• What to do:
Reproduce the records below exactly as they appear, omitting any pictures they contain.

• Data shown:
____

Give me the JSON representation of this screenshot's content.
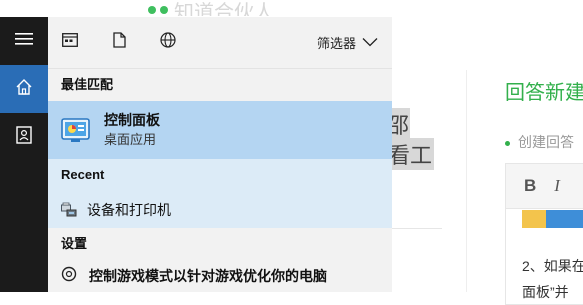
{
  "background": {
    "logo_text": "知道合伙人",
    "answer_title": "回答新建",
    "create_text": "创建回答",
    "frag_top": "邵",
    "frag_bottom": "看工",
    "editor": {
      "bold": "B",
      "italic": "I",
      "line1": "2、如果在",
      "line2": "面板”并"
    }
  },
  "start_menu": {
    "filter_label": "筛选器",
    "best_match_heading": "最佳匹配",
    "best_match": {
      "title": "控制面板",
      "subtitle": "桌面应用"
    },
    "recent_heading": "Recent",
    "recent_items": [
      {
        "label": "设备和打印机"
      }
    ],
    "settings_heading": "设置",
    "settings_items": [
      {
        "label": "控制游戏模式以针对游戏优化你的电脑"
      }
    ]
  },
  "colors": {
    "rail": "#1b1b1b",
    "rail_active": "#2a6db6",
    "panel": "#f2f2f2",
    "best_match_bg": "#b4d5f2",
    "recent_bg": "#dcebf7",
    "accent_green": "#33b04c"
  },
  "icons": {
    "rail": [
      "hamburger-icon",
      "home-icon",
      "user-account-icon"
    ],
    "topbar": [
      "apps-icon",
      "document-icon",
      "web-globe-icon"
    ],
    "filter": "chevron-down-icon",
    "best_match": "control-panel-icon",
    "recent": "devices-printers-icon",
    "settings": "game-mode-icon"
  }
}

____

• Result of the task:
Give me the JSON representation of this screenshot's content.
{
  "background": {
    "logo_text": "知道合伙人",
    "answer_title": "回答新建",
    "create_text": "创建回答",
    "frag_top": "邵",
    "frag_bottom": "看工",
    "editor": {
      "bold": "B",
      "italic": "I",
      "line1": "2、如果在",
      "line2": "面板”并"
    }
  },
  "start_menu": {
    "filter_label": "筛选器",
    "best_match_heading": "最佳匹配",
    "best_match": {
      "title": "控制面板",
      "subtitle": "桌面应用"
    },
    "recent_heading": "Recent",
    "recent_items": [
      {
        "label": "设备和打印机"
      }
    ],
    "settings_heading": "设置",
    "settings_items": [
      {
        "label": "控制游戏模式以针对游戏优化你的电脑"
      }
    ]
  },
  "colors": {
    "rail": "#1b1b1b",
    "rail_active": "#2a6db6",
    "panel": "#f2f2f2",
    "best_match_bg": "#b4d5f2",
    "recent_bg": "#dcebf7",
    "accent_green": "#33b04c"
  },
  "icons": {
    "rail": [
      "hamburger-icon",
      "home-icon",
      "user-account-icon"
    ],
    "topbar": [
      "apps-icon",
      "document-icon",
      "web-globe-icon"
    ],
    "filter": "chevron-down-icon",
    "best_match": "control-panel-icon",
    "recent": "devices-printers-icon",
    "settings": "game-mode-icon"
  }
}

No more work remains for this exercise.